Problem to solve: Every line with the string "denotes" in it belongs in your answer, so copy them all from the data.

Document page transcript entries:
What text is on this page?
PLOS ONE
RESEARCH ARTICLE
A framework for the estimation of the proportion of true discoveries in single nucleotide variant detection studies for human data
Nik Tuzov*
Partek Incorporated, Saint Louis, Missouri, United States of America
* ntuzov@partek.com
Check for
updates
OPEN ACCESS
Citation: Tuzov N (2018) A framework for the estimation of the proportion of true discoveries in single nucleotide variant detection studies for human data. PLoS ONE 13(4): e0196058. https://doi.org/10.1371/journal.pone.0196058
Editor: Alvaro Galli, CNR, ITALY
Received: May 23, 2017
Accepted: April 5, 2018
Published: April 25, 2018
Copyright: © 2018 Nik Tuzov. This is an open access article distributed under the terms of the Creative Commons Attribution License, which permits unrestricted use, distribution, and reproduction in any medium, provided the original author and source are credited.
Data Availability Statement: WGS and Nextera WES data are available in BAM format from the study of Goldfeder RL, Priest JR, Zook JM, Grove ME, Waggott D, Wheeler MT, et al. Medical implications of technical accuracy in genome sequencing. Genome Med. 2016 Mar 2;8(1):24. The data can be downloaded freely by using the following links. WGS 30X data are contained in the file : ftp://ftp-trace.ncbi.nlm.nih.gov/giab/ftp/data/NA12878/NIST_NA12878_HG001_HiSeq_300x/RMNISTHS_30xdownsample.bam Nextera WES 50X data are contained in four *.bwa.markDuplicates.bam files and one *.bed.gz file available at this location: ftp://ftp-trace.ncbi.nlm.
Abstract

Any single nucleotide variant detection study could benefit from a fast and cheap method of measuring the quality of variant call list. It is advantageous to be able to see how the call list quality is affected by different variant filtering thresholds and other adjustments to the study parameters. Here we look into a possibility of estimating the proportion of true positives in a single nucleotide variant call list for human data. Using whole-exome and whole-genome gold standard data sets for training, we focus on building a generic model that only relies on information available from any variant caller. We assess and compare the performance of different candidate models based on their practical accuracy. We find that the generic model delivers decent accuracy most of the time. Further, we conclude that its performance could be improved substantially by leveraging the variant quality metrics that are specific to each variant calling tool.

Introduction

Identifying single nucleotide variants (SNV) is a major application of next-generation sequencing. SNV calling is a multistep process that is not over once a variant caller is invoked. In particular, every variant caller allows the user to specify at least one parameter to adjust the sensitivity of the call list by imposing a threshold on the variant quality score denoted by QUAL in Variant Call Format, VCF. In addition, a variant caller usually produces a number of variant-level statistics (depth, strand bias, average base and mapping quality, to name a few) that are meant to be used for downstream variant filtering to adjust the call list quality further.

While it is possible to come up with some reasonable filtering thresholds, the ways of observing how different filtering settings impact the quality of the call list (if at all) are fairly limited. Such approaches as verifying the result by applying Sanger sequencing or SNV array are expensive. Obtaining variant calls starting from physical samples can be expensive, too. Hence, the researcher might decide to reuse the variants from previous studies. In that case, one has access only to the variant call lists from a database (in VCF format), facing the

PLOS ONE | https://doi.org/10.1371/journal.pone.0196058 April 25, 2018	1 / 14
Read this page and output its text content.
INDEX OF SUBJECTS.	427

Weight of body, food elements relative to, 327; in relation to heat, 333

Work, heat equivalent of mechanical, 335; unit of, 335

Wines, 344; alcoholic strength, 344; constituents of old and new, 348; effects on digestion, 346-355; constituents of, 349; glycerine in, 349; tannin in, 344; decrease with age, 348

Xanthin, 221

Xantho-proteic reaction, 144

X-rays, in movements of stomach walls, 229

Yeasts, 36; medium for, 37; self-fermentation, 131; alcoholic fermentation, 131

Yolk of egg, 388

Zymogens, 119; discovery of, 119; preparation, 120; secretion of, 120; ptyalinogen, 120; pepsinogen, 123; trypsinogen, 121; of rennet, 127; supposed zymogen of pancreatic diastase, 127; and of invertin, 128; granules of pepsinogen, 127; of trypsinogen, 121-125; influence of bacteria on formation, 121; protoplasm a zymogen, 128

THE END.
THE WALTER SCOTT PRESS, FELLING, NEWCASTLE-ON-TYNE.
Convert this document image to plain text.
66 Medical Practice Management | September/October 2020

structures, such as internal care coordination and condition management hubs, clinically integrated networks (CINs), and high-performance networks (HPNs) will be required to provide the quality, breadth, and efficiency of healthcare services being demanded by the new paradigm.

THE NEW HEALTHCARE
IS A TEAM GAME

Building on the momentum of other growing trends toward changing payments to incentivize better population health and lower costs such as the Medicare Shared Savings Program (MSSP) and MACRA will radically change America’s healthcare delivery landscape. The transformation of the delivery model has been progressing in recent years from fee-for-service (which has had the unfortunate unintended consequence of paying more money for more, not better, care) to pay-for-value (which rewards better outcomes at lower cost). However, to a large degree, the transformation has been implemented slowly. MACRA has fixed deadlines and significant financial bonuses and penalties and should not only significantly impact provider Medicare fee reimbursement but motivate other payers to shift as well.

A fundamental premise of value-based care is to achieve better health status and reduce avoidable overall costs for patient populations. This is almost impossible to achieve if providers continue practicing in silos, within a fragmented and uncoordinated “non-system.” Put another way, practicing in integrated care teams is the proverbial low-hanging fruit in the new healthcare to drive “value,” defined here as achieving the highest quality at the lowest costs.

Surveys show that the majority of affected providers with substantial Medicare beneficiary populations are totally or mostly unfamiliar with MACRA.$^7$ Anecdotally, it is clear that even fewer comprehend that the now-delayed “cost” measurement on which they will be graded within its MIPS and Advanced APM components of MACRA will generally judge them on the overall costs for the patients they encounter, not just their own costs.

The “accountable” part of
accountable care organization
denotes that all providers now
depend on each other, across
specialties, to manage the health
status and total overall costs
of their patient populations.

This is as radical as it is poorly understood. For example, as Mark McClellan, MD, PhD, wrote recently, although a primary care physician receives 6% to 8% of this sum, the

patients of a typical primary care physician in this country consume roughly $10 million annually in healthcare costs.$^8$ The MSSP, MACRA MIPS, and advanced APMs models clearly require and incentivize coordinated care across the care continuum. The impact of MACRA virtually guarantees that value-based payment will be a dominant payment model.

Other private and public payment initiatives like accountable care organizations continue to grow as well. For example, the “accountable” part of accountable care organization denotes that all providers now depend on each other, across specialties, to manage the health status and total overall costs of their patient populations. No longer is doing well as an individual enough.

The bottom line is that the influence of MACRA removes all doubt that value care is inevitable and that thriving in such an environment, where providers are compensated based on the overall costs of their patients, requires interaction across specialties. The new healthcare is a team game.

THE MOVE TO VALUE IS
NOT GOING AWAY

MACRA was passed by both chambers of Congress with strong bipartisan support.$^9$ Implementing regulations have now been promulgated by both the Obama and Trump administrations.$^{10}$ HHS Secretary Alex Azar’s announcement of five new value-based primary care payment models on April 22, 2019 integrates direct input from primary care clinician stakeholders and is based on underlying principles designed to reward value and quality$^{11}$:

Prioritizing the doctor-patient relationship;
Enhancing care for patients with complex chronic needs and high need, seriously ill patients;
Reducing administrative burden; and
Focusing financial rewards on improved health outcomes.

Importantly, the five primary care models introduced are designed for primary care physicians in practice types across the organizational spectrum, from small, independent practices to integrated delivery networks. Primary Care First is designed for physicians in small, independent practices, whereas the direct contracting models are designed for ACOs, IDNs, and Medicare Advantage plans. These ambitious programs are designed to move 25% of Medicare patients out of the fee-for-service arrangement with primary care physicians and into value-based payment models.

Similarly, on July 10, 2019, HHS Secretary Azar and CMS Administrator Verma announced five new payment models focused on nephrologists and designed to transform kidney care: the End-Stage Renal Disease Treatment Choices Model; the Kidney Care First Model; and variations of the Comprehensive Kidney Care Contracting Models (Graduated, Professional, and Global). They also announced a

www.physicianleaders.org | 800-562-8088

Answer to this problem:
denotes that all providers now
Other private and public payment initiatives like accountable care organizations continue to grow as well. For example, the “accountable” part of accountable care organization denotes that all providers now depend on each other, across specialties, to manage the health status and total overall costs of their patient populations. No longer is doing well as an individual enough.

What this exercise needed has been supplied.